Omit the images, then output each of the records below exactly.

-------- Material supplied

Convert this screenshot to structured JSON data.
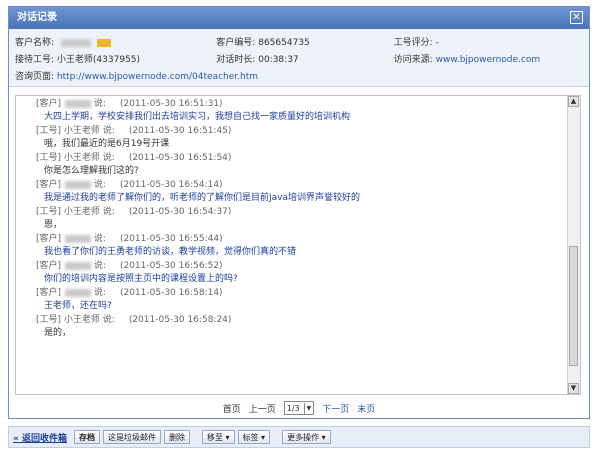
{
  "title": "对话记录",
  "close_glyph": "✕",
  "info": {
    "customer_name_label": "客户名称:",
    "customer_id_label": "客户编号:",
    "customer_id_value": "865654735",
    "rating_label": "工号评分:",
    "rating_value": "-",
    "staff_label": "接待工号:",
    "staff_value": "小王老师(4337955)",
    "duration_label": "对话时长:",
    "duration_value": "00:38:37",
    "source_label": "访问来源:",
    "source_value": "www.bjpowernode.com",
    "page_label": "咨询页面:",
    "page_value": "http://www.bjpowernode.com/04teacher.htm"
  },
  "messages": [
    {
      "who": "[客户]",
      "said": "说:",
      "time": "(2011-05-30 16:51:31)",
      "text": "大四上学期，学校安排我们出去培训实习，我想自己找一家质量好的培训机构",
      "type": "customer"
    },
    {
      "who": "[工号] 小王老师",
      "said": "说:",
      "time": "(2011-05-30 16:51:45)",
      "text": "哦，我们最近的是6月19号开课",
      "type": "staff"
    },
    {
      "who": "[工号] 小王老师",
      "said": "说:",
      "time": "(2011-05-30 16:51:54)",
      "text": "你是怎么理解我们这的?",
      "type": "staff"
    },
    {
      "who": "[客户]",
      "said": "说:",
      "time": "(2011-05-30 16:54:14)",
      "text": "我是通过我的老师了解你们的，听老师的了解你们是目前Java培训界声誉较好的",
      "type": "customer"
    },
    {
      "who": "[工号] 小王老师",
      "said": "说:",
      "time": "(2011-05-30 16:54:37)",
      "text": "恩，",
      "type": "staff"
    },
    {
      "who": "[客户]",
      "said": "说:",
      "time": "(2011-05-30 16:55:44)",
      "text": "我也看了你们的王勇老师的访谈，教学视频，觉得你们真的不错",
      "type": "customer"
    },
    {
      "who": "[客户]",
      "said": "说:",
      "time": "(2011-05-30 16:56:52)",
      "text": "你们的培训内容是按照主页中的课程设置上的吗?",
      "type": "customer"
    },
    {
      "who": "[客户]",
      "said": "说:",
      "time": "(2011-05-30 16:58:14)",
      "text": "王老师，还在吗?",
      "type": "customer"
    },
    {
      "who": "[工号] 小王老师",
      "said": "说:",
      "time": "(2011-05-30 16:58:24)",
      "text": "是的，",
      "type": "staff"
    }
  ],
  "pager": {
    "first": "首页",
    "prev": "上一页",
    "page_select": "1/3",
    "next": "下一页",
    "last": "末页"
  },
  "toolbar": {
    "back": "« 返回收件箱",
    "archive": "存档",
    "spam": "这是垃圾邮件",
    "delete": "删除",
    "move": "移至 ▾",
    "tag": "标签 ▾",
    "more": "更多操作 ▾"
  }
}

----------------

● **Solution to this problem**
Convert this screenshot to structured JSON data.
{
  "title": "对话记录",
  "close_glyph": "✕",
  "info": {
    "customer_name_label": "客户名称:",
    "customer_id_label": "客户编号:",
    "customer_id_value": "865654735",
    "rating_label": "工号评分:",
    "rating_value": "-",
    "staff_label": "接待工号:",
    "staff_value": "小王老师(4337955)",
    "duration_label": "对话时长:",
    "duration_value": "00:38:37",
    "source_label": "访问来源:",
    "source_value": "www.bjpowernode.com",
    "page_label": "咨询页面:",
    "page_value": "http://www.bjpowernode.com/04teacher.htm"
  },
  "messages": [
    {
      "who": "[客户]",
      "said": "说:",
      "time": "(2011-05-30 16:51:31)",
      "text": "大四上学期，学校安排我们出去培训实习，我想自己找一家质量好的培训机构",
      "type": "customer"
    },
    {
      "who": "[工号] 小王老师",
      "said": "说:",
      "time": "(2011-05-30 16:51:45)",
      "text": "哦，我们最近的是6月19号开课",
      "type": "staff"
    },
    {
      "who": "[工号] 小王老师",
      "said": "说:",
      "time": "(2011-05-30 16:51:54)",
      "text": "你是怎么理解我们这的?",
      "type": "staff"
    },
    {
      "who": "[客户]",
      "said": "说:",
      "time": "(2011-05-30 16:54:14)",
      "text": "我是通过我的老师了解你们的，听老师的了解你们是目前Java培训界声誉较好的",
      "type": "customer"
    },
    {
      "who": "[工号] 小王老师",
      "said": "说:",
      "time": "(2011-05-30 16:54:37)",
      "text": "恩，",
      "type": "staff"
    },
    {
      "who": "[客户]",
      "said": "说:",
      "time": "(2011-05-30 16:55:44)",
      "text": "我也看了你们的王勇老师的访谈，教学视频，觉得你们真的不错",
      "type": "customer"
    },
    {
      "who": "[客户]",
      "said": "说:",
      "time": "(2011-05-30 16:56:52)",
      "text": "你们的培训内容是按照主页中的课程设置上的吗?",
      "type": "customer"
    },
    {
      "who": "[客户]",
      "said": "说:",
      "time": "(2011-05-30 16:58:14)",
      "text": "王老师，还在吗?",
      "type": "customer"
    },
    {
      "who": "[工号] 小王老师",
      "said": "说:",
      "time": "(2011-05-30 16:58:24)",
      "text": "是的，",
      "type": "staff"
    }
  ],
  "pager": {
    "first": "首页",
    "prev": "上一页",
    "page_select": "1/3",
    "next": "下一页",
    "last": "末页"
  },
  "toolbar": {
    "back": "« 返回收件箱",
    "archive": "存档",
    "spam": "这是垃圾邮件",
    "delete": "删除",
    "move": "移至 ▾",
    "tag": "标签 ▾",
    "more": "更多操作 ▾"
  }
}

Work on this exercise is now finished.